JOB:
Search the material for the string "this" and copy each line where it occurs.

[Saved entries]
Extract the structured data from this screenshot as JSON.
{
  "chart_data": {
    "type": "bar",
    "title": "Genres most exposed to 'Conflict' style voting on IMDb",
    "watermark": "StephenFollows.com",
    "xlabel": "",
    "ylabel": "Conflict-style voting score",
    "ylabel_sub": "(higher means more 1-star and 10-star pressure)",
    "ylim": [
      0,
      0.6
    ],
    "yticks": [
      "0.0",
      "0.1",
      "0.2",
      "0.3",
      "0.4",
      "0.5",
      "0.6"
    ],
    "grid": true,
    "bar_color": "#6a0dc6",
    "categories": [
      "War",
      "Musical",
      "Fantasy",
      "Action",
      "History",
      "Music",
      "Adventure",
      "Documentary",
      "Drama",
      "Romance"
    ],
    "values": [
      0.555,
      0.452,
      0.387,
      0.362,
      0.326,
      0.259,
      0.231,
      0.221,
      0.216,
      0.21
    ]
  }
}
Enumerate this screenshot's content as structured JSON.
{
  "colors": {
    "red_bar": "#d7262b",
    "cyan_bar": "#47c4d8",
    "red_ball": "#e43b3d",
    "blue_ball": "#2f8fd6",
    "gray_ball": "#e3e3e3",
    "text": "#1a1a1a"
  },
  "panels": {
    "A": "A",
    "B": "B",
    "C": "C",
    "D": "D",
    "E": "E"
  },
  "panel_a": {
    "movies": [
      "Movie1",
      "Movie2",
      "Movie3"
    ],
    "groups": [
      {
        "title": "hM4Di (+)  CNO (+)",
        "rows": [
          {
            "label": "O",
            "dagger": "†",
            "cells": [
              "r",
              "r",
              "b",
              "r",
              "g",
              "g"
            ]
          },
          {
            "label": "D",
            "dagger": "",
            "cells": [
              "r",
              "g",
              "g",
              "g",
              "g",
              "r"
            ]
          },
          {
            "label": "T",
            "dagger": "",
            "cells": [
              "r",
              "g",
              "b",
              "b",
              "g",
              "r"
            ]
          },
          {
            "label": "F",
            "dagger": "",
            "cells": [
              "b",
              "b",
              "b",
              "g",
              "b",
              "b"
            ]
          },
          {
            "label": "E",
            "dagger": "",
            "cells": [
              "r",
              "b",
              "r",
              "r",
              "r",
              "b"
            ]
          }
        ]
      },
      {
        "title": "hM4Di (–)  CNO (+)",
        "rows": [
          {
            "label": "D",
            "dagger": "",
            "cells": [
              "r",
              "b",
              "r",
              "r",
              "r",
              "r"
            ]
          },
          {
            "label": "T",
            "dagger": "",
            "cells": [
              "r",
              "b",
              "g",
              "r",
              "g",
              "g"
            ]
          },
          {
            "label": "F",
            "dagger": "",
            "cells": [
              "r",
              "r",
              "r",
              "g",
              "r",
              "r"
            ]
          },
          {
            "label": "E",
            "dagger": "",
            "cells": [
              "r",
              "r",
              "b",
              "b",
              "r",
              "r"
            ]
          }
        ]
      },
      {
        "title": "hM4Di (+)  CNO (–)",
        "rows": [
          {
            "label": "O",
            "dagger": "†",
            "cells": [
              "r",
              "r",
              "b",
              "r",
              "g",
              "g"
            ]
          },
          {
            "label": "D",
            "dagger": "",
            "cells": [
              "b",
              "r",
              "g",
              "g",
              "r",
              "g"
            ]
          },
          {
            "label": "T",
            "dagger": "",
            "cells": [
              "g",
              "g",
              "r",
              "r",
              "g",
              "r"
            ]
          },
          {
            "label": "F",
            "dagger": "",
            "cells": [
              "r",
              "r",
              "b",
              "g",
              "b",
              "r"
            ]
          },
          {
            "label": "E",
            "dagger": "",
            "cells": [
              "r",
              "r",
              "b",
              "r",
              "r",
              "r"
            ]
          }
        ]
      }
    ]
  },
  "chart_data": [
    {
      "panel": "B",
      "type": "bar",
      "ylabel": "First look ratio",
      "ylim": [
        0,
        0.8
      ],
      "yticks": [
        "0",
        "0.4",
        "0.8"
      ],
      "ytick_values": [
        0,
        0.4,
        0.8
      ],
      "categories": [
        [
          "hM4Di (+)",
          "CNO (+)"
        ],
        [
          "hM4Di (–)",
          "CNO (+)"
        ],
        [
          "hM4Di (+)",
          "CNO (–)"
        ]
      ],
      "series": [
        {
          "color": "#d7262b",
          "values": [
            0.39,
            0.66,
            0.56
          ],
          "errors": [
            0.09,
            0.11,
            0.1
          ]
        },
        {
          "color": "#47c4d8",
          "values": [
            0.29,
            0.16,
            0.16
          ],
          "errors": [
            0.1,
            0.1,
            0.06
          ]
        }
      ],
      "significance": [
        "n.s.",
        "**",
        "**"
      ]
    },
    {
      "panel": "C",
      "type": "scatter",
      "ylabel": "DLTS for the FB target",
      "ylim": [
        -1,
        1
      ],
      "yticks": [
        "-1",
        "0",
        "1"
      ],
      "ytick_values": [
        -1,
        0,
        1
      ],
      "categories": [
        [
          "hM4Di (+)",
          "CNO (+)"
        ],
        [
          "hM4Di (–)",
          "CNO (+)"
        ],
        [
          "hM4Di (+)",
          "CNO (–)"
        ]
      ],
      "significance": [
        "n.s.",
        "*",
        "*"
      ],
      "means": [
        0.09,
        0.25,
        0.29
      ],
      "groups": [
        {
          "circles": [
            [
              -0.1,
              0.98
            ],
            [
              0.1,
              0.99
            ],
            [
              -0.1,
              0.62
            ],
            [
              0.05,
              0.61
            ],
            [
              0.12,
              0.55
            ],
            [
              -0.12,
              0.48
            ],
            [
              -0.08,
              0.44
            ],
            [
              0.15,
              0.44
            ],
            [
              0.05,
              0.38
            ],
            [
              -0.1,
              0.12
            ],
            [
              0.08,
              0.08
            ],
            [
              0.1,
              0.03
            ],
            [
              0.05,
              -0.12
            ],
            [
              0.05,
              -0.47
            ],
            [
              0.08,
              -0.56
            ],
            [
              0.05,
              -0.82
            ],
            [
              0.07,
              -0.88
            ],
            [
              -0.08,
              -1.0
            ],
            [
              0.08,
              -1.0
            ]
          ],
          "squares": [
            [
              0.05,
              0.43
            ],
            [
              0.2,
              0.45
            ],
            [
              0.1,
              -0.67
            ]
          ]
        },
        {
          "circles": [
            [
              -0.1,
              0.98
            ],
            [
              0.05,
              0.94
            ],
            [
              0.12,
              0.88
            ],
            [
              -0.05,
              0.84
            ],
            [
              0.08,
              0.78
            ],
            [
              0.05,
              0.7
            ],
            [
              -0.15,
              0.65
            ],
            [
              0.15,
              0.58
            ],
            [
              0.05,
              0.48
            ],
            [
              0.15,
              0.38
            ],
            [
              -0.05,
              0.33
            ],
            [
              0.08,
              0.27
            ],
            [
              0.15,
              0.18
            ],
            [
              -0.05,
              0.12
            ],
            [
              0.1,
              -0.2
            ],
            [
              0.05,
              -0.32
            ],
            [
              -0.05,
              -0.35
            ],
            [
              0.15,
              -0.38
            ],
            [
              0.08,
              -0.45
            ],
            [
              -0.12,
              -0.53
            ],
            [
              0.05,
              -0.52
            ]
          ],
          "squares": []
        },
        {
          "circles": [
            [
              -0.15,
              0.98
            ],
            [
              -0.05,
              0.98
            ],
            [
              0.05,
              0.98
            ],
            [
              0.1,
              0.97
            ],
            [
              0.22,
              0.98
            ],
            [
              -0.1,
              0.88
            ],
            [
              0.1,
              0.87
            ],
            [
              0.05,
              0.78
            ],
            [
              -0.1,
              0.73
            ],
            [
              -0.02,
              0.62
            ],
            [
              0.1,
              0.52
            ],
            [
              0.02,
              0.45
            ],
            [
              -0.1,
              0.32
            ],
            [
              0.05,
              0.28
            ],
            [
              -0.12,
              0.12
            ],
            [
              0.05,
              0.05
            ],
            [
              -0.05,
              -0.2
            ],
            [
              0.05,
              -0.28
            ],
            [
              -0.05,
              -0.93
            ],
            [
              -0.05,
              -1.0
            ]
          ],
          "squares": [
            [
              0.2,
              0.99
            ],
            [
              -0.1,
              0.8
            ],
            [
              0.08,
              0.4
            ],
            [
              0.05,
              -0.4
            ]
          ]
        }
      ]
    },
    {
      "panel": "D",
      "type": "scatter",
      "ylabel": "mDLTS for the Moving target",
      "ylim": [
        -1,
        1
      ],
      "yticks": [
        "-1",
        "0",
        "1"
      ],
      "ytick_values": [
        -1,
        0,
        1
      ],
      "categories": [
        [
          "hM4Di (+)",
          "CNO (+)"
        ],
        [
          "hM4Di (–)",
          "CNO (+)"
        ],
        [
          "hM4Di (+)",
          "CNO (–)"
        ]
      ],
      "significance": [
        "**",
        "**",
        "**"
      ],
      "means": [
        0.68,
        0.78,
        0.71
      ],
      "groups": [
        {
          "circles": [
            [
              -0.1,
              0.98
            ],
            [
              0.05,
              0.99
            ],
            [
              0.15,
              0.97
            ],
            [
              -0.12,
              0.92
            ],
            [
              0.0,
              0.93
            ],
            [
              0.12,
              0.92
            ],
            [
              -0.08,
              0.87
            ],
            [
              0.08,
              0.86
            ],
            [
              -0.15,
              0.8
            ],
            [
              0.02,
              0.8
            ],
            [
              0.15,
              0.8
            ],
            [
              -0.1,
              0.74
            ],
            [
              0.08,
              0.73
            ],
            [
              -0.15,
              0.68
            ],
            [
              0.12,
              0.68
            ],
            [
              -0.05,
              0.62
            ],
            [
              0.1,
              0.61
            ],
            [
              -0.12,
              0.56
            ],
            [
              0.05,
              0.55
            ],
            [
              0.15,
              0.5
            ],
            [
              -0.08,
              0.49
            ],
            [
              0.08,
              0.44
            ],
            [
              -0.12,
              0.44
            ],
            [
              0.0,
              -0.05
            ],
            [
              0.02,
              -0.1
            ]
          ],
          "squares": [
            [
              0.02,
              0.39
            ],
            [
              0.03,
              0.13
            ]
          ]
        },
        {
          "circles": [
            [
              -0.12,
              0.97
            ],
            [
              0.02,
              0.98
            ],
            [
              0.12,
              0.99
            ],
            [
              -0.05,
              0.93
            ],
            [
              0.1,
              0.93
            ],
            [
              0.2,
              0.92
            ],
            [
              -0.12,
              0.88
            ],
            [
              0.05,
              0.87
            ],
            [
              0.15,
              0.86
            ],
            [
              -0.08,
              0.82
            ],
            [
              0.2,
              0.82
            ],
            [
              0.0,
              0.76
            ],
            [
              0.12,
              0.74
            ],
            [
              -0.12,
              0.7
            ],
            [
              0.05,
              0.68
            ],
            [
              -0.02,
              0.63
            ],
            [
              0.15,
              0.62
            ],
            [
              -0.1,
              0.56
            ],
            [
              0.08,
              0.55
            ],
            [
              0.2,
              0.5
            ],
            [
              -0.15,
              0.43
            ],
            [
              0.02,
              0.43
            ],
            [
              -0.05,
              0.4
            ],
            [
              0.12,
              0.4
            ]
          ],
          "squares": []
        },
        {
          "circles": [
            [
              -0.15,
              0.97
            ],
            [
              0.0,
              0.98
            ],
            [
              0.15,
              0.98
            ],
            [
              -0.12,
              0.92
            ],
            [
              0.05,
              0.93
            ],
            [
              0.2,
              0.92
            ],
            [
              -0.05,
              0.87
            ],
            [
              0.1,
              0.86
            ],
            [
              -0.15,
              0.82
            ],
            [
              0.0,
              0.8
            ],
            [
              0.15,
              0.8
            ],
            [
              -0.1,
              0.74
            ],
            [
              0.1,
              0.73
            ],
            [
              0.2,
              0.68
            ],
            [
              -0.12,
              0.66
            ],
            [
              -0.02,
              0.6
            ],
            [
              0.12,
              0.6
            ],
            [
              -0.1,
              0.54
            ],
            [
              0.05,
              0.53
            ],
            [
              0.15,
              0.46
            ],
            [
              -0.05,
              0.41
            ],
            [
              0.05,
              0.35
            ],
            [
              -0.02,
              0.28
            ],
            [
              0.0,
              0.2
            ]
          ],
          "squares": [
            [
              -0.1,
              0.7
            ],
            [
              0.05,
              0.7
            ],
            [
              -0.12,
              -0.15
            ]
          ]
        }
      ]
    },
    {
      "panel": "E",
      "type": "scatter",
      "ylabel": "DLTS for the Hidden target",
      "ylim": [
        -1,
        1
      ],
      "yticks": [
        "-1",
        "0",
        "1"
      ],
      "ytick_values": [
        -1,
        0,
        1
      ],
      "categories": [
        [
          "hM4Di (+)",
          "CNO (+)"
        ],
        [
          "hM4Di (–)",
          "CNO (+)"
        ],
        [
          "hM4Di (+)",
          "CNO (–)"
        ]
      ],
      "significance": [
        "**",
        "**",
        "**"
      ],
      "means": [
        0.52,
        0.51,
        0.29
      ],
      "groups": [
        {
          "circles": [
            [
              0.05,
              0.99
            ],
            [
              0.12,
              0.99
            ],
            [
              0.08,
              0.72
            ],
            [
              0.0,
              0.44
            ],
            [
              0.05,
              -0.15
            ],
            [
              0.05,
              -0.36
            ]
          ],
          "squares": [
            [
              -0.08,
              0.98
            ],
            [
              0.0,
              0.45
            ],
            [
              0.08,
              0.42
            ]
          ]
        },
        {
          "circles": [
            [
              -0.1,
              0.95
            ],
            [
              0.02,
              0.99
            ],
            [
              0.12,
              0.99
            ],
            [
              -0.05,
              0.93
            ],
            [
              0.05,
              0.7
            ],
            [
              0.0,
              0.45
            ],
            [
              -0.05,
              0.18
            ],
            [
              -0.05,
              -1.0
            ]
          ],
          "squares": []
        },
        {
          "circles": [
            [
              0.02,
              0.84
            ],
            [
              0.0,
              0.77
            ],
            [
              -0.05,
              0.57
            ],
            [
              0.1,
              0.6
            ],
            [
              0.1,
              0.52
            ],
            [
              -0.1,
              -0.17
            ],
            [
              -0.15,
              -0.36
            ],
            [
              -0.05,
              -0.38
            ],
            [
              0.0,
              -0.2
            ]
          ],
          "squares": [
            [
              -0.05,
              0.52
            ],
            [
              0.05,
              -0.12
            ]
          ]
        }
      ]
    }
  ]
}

TASK RESPONSE:
Extract the structured data from this screenshot as JSON.
Enumerate this screenshot's content as structured JSON.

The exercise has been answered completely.